[Records supplied]:
---------------

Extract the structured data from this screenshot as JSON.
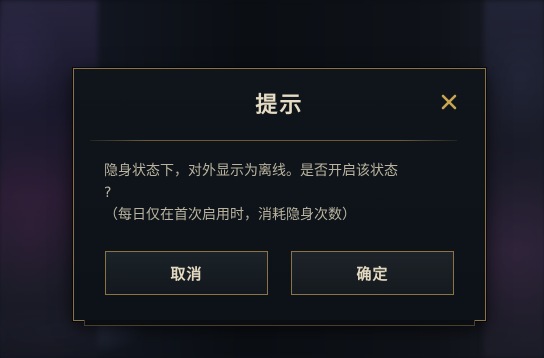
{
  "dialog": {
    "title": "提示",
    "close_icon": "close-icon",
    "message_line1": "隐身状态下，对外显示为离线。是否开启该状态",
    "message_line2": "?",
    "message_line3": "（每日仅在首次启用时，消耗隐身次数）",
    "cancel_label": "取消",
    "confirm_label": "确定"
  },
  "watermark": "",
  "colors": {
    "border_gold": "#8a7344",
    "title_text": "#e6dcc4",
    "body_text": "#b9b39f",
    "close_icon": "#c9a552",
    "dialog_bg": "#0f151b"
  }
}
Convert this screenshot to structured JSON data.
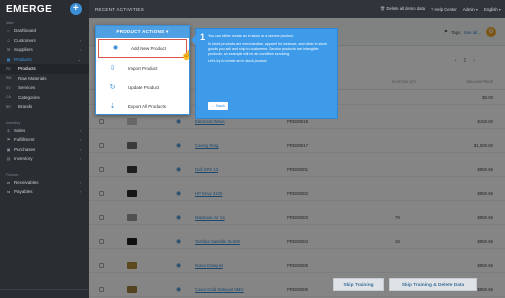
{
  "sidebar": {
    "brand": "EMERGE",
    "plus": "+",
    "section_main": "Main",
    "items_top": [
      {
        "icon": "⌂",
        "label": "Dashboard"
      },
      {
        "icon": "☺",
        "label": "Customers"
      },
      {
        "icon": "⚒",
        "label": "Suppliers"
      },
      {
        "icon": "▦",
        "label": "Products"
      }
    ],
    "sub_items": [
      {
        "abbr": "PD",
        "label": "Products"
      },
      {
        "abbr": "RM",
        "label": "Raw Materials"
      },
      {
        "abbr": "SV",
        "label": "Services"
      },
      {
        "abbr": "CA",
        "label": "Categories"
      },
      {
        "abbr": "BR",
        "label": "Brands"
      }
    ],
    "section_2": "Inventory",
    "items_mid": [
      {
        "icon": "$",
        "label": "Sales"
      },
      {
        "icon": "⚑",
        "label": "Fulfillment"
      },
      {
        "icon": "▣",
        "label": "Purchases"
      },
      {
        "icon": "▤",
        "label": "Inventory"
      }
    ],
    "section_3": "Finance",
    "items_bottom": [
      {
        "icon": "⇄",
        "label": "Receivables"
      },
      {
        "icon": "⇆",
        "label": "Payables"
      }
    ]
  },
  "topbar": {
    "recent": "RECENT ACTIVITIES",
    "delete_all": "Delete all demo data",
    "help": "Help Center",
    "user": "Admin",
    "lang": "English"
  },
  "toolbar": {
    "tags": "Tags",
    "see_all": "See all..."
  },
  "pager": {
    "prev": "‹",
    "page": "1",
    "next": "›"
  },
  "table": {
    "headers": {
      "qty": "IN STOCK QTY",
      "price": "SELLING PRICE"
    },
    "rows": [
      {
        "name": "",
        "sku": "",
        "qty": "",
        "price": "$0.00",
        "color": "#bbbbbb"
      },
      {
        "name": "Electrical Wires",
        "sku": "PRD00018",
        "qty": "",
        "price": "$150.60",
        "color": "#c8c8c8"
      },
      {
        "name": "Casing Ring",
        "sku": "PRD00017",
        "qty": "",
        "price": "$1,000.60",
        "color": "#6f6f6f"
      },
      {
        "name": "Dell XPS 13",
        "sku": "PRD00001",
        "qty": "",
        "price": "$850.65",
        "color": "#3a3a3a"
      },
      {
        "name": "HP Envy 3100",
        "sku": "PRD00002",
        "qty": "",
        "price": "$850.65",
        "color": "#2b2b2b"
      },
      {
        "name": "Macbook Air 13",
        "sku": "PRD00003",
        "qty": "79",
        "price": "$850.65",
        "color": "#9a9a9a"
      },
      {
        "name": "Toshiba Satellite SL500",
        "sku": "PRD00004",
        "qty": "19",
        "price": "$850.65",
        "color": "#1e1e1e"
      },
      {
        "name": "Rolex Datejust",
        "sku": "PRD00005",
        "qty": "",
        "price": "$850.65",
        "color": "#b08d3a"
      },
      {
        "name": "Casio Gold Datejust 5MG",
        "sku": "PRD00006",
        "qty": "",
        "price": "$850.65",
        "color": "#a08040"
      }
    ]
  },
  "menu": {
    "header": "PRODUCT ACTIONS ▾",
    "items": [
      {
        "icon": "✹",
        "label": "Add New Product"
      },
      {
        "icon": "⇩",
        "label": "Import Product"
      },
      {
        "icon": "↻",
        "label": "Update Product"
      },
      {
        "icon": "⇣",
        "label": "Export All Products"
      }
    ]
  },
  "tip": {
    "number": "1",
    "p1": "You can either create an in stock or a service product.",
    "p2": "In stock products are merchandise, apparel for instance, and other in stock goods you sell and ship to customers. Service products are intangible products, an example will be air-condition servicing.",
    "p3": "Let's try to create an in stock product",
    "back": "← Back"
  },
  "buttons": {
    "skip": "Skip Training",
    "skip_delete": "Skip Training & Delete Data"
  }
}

---------------

[Directions]:
Output the entries above exactly. Drop the pictures.

[Output for this task]:
Extract the structured data from this screenshot as JSON.
{
  "dialog": {
    "title": "提示",
    "close_icon": "close-icon",
    "message_line1": "隐身状态下，对外显示为离线。是否开启该状态",
    "message_line2": "?",
    "message_line3": "（每日仅在首次启用时，消耗隐身次数）",
    "cancel_label": "取消",
    "confirm_label": "确定"
  },
  "watermark": "",
  "colors": {
    "border_gold": "#8a7344",
    "title_text": "#e6dcc4",
    "body_text": "#b9b39f",
    "close_icon": "#c9a552",
    "dialog_bg": "#0f151b"
  }
}
Convert this screenshot to structured JSON data.
{
  "sidebar": {
    "brand": "EMERGE",
    "plus": "+",
    "section_main": "Main",
    "items_top": [
      {
        "icon": "⌂",
        "label": "Dashboard"
      },
      {
        "icon": "☺",
        "label": "Customers"
      },
      {
        "icon": "⚒",
        "label": "Suppliers"
      },
      {
        "icon": "▦",
        "label": "Products"
      }
    ],
    "sub_items": [
      {
        "abbr": "PD",
        "label": "Products"
      },
      {
        "abbr": "RM",
        "label": "Raw Materials"
      },
      {
        "abbr": "SV",
        "label": "Services"
      },
      {
        "abbr": "CA",
        "label": "Categories"
      },
      {
        "abbr": "BR",
        "label": "Brands"
      }
    ],
    "section_2": "Inventory",
    "items_mid": [
      {
        "icon": "$",
        "label": "Sales"
      },
      {
        "icon": "⚑",
        "label": "Fulfillment"
      },
      {
        "icon": "▣",
        "label": "Purchases"
      },
      {
        "icon": "▤",
        "label": "Inventory"
      }
    ],
    "section_3": "Finance",
    "items_bottom": [
      {
        "icon": "⇄",
        "label": "Receivables"
      },
      {
        "icon": "⇆",
        "label": "Payables"
      }
    ]
  },
  "topbar": {
    "recent": "RECENT ACTIVITIES",
    "delete_all": "Delete all demo data",
    "help": "Help Center",
    "user": "Admin",
    "lang": "English"
  },
  "toolbar": {
    "tags": "Tags",
    "see_all": "See all..."
  },
  "pager": {
    "prev": "‹",
    "page": "1",
    "next": "›"
  },
  "table": {
    "headers": {
      "qty": "IN STOCK QTY",
      "price": "SELLING PRICE"
    },
    "rows": [
      {
        "name": "",
        "sku": "",
        "qty": "",
        "price": "$0.00",
        "color": "#bbbbbb"
      },
      {
        "name": "Electrical Wires",
        "sku": "PRD00018",
        "qty": "",
        "price": "$150.60",
        "color": "#c8c8c8"
      },
      {
        "name": "Casing Ring",
        "sku": "PRD00017",
        "qty": "",
        "price": "$1,000.60",
        "color": "#6f6f6f"
      },
      {
        "name": "Dell XPS 13",
        "sku": "PRD00001",
        "qty": "",
        "price": "$850.65",
        "color": "#3a3a3a"
      },
      {
        "name": "HP Envy 3100",
        "sku": "PRD00002",
        "qty": "",
        "price": "$850.65",
        "color": "#2b2b2b"
      },
      {
        "name": "Macbook Air 13",
        "sku": "PRD00003",
        "qty": "79",
        "price": "$850.65",
        "color": "#9a9a9a"
      },
      {
        "name": "Toshiba Satellite SL500",
        "sku": "PRD00004",
        "qty": "19",
        "price": "$850.65",
        "color": "#1e1e1e"
      },
      {
        "name": "Rolex Datejust",
        "sku": "PRD00005",
        "qty": "",
        "price": "$850.65",
        "color": "#b08d3a"
      },
      {
        "name": "Casio Gold Datejust 5MG",
        "sku": "PRD00006",
        "qty": "",
        "price": "$850.65",
        "color": "#a08040"
      }
    ]
  },
  "menu": {
    "header": "PRODUCT ACTIONS ▾",
    "items": [
      {
        "icon": "✹",
        "label": "Add New Product"
      },
      {
        "icon": "⇩",
        "label": "Import Product"
      },
      {
        "icon": "↻",
        "label": "Update Product"
      },
      {
        "icon": "⇣",
        "label": "Export All Products"
      }
    ]
  },
  "tip": {
    "number": "1",
    "p1": "You can either create an in stock or a service product.",
    "p2": "In stock products are merchandise, apparel for instance, and other in stock goods you sell and ship to customers. Service products are intangible products, an example will be air-condition servicing.",
    "p3": "Let's try to create an in stock product",
    "back": "← Back"
  },
  "buttons": {
    "skip": "Skip Training",
    "skip_delete": "Skip Training & Delete Data"
  }
}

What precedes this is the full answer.